(Problem details):
Write the material out again in full, word for word. Do not include the pictures.

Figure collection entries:
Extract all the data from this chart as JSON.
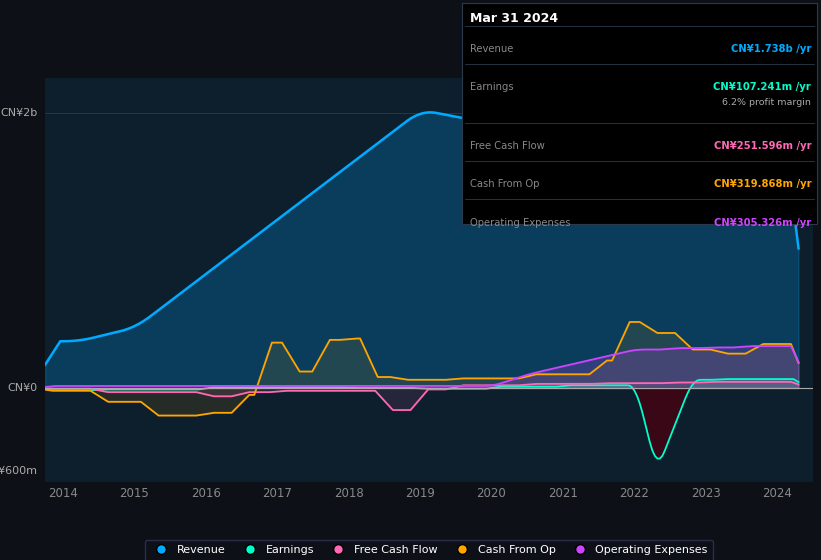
{
  "bg_color": "#0d1117",
  "plot_bg_color": "#0d1f2d",
  "revenue_color": "#00aaff",
  "earnings_color": "#00ffcc",
  "fcf_color": "#ff69b4",
  "cashfromop_color": "#ffa500",
  "opex_color": "#cc44ff",
  "xlabel_years": [
    "2014",
    "2015",
    "2016",
    "2017",
    "2018",
    "2019",
    "2020",
    "2021",
    "2022",
    "2023",
    "2024"
  ],
  "tooltip": {
    "date": "Mar 31 2024",
    "revenue_label": "Revenue",
    "revenue_val": "CN¥1.738b /yr",
    "earnings_label": "Earnings",
    "earnings_val": "CN¥107.241m /yr",
    "margin_val": "6.2% profit margin",
    "fcf_label": "Free Cash Flow",
    "fcf_val": "CN¥251.596m /yr",
    "cashfromop_label": "Cash From Op",
    "cashfromop_val": "CN¥319.868m /yr",
    "opex_label": "Operating Expenses",
    "opex_val": "CN¥305.326m /yr"
  },
  "legend": [
    {
      "label": "Revenue",
      "color": "#00aaff"
    },
    {
      "label": "Earnings",
      "color": "#00ffcc"
    },
    {
      "label": "Free Cash Flow",
      "color": "#ff69b4"
    },
    {
      "label": "Cash From Op",
      "color": "#ffa500"
    },
    {
      "label": "Operating Expenses",
      "color": "#cc44ff"
    }
  ]
}
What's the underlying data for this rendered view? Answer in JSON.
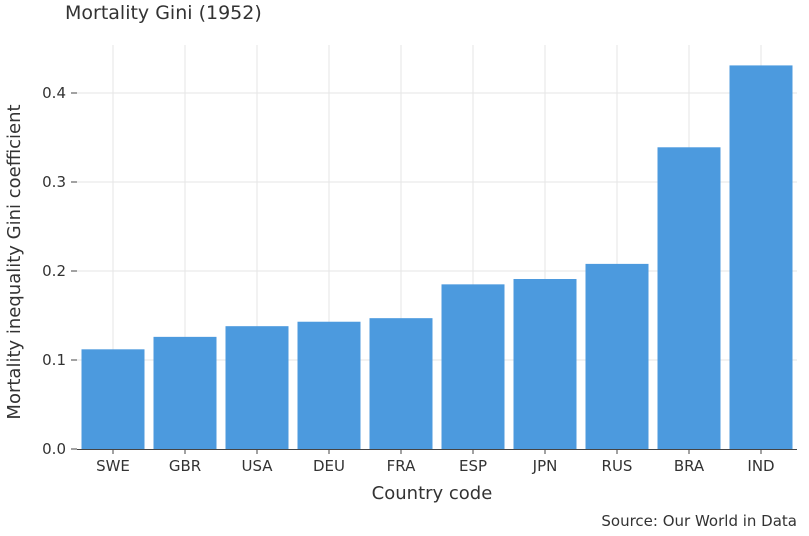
{
  "chart_data": {
    "type": "bar",
    "title": "Mortality Gini (1952)",
    "xlabel": "Country code",
    "ylabel": "Mortality inequality Gini coefficient",
    "categories": [
      "SWE",
      "GBR",
      "USA",
      "DEU",
      "FRA",
      "ESP",
      "JPN",
      "RUS",
      "BRA",
      "IND"
    ],
    "values": [
      0.112,
      0.126,
      0.138,
      0.143,
      0.147,
      0.185,
      0.191,
      0.208,
      0.339,
      0.431
    ],
    "ylim": [
      0,
      0.45
    ],
    "yticks": [
      0.0,
      0.1,
      0.2,
      0.3,
      0.4
    ],
    "ytick_labels": [
      "0.0",
      "0.1",
      "0.2",
      "0.3",
      "0.4"
    ],
    "grid": true,
    "bar_color": "#4c9ade",
    "source": "Source: Our World in Data"
  }
}
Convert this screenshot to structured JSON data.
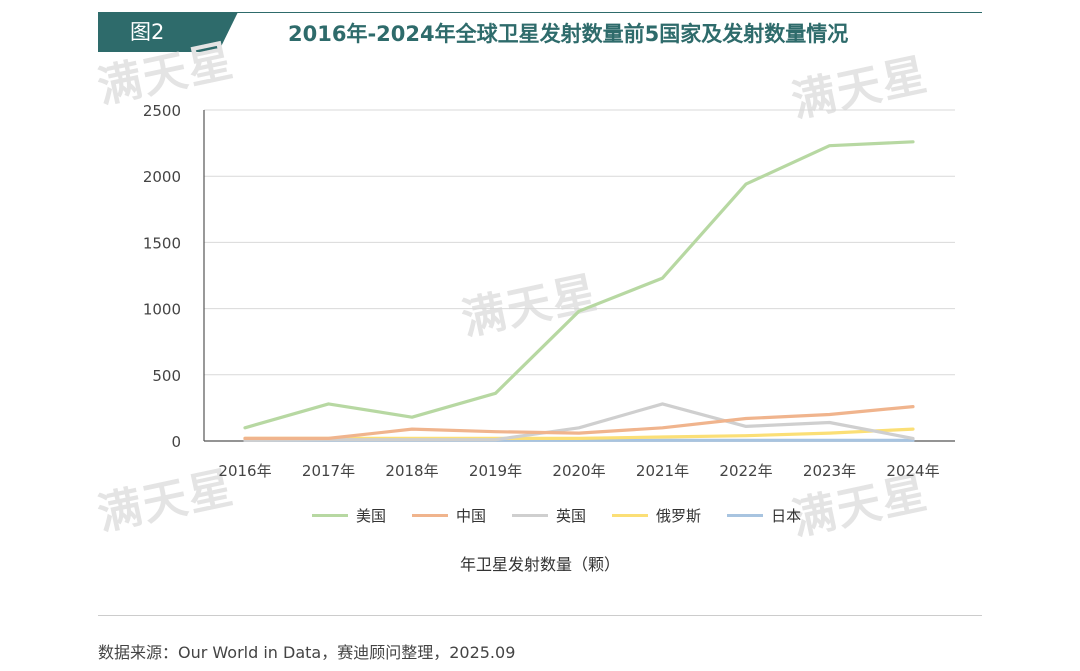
{
  "header": {
    "tag": "图2",
    "title": "2016年-2024年全球卫星发射数量前5国家及发射数量情况"
  },
  "watermark": {
    "text": "满天星"
  },
  "footer": {
    "source": "数据来源：Our World in Data，赛迪顾问整理，2025.09"
  },
  "chart_data": {
    "type": "line",
    "title": "2016年-2024年全球卫星发射数量前5国家及发射数量情况",
    "xlabel": "年卫星发射数量（颗）",
    "ylabel": "",
    "categories": [
      "2016年",
      "2017年",
      "2018年",
      "2019年",
      "2020年",
      "2021年",
      "2022年",
      "2023年",
      "2024年"
    ],
    "ylim": [
      0,
      2500
    ],
    "yticks": [
      0,
      500,
      1000,
      1500,
      2000,
      2500
    ],
    "grid": true,
    "legend_position": "bottom",
    "series": [
      {
        "name": "美国",
        "color": "#b7d8a2",
        "values": [
          100,
          280,
          180,
          360,
          980,
          1230,
          1940,
          2230,
          2260
        ]
      },
      {
        "name": "中国",
        "color": "#f0b48d",
        "values": [
          20,
          20,
          90,
          70,
          60,
          100,
          170,
          200,
          260
        ]
      },
      {
        "name": "英国",
        "color": "#cfcfcf",
        "values": [
          5,
          10,
          10,
          10,
          100,
          280,
          110,
          140,
          20
        ]
      },
      {
        "name": "俄罗斯",
        "color": "#fbdf76",
        "values": [
          20,
          20,
          20,
          20,
          20,
          30,
          40,
          60,
          90
        ]
      },
      {
        "name": "日本",
        "color": "#a8c4e0",
        "values": [
          5,
          5,
          5,
          5,
          5,
          5,
          5,
          5,
          5
        ]
      }
    ]
  }
}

(Solution below):
Extract all the data from this chart as JSON.
{
  "bg_color": "#0d1117",
  "plot_bg_color": "#0d1f2d",
  "revenue_color": "#00aaff",
  "earnings_color": "#00ffcc",
  "fcf_color": "#ff69b4",
  "cashfromop_color": "#ffa500",
  "opex_color": "#cc44ff",
  "xlabel_years": [
    "2014",
    "2015",
    "2016",
    "2017",
    "2018",
    "2019",
    "2020",
    "2021",
    "2022",
    "2023",
    "2024"
  ],
  "tooltip": {
    "date": "Mar 31 2024",
    "revenue_label": "Revenue",
    "revenue_val": "CN¥1.738b /yr",
    "earnings_label": "Earnings",
    "earnings_val": "CN¥107.241m /yr",
    "margin_val": "6.2% profit margin",
    "fcf_label": "Free Cash Flow",
    "fcf_val": "CN¥251.596m /yr",
    "cashfromop_label": "Cash From Op",
    "cashfromop_val": "CN¥319.868m /yr",
    "opex_label": "Operating Expenses",
    "opex_val": "CN¥305.326m /yr"
  },
  "legend": [
    {
      "label": "Revenue",
      "color": "#00aaff"
    },
    {
      "label": "Earnings",
      "color": "#00ffcc"
    },
    {
      "label": "Free Cash Flow",
      "color": "#ff69b4"
    },
    {
      "label": "Cash From Op",
      "color": "#ffa500"
    },
    {
      "label": "Operating Expenses",
      "color": "#cc44ff"
    }
  ]
}
What's the underlying data for this rendered view? Answer in JSON.
{
  "chart_data": {
    "type": "bar",
    "title": "Mortality Gini (1952)",
    "xlabel": "Country code",
    "ylabel": "Mortality inequality Gini coefficient",
    "categories": [
      "SWE",
      "GBR",
      "USA",
      "DEU",
      "FRA",
      "ESP",
      "JPN",
      "RUS",
      "BRA",
      "IND"
    ],
    "values": [
      0.112,
      0.126,
      0.138,
      0.143,
      0.147,
      0.185,
      0.191,
      0.208,
      0.339,
      0.431
    ],
    "ylim": [
      0,
      0.45
    ],
    "yticks": [
      0.0,
      0.1,
      0.2,
      0.3,
      0.4
    ],
    "ytick_labels": [
      "0.0",
      "0.1",
      "0.2",
      "0.3",
      "0.4"
    ],
    "grid": true,
    "bar_color": "#4c9ade",
    "source": "Source: Our World in Data"
  }
}
Convert this screenshot to structured JSON data.
{
  "header": {
    "tag": "图2",
    "title": "2016年-2024年全球卫星发射数量前5国家及发射数量情况"
  },
  "watermark": {
    "text": "满天星"
  },
  "footer": {
    "source": "数据来源：Our World in Data，赛迪顾问整理，2025.09"
  },
  "chart_data": {
    "type": "line",
    "title": "2016年-2024年全球卫星发射数量前5国家及发射数量情况",
    "xlabel": "年卫星发射数量（颗）",
    "ylabel": "",
    "categories": [
      "2016年",
      "2017年",
      "2018年",
      "2019年",
      "2020年",
      "2021年",
      "2022年",
      "2023年",
      "2024年"
    ],
    "ylim": [
      0,
      2500
    ],
    "yticks": [
      0,
      500,
      1000,
      1500,
      2000,
      2500
    ],
    "grid": true,
    "legend_position": "bottom",
    "series": [
      {
        "name": "美国",
        "color": "#b7d8a2",
        "values": [
          100,
          280,
          180,
          360,
          980,
          1230,
          1940,
          2230,
          2260
        ]
      },
      {
        "name": "中国",
        "color": "#f0b48d",
        "values": [
          20,
          20,
          90,
          70,
          60,
          100,
          170,
          200,
          260
        ]
      },
      {
        "name": "英国",
        "color": "#cfcfcf",
        "values": [
          5,
          10,
          10,
          10,
          100,
          280,
          110,
          140,
          20
        ]
      },
      {
        "name": "俄罗斯",
        "color": "#fbdf76",
        "values": [
          20,
          20,
          20,
          20,
          20,
          30,
          40,
          60,
          90
        ]
      },
      {
        "name": "日本",
        "color": "#a8c4e0",
        "values": [
          5,
          5,
          5,
          5,
          5,
          5,
          5,
          5,
          5
        ]
      }
    ]
  }
}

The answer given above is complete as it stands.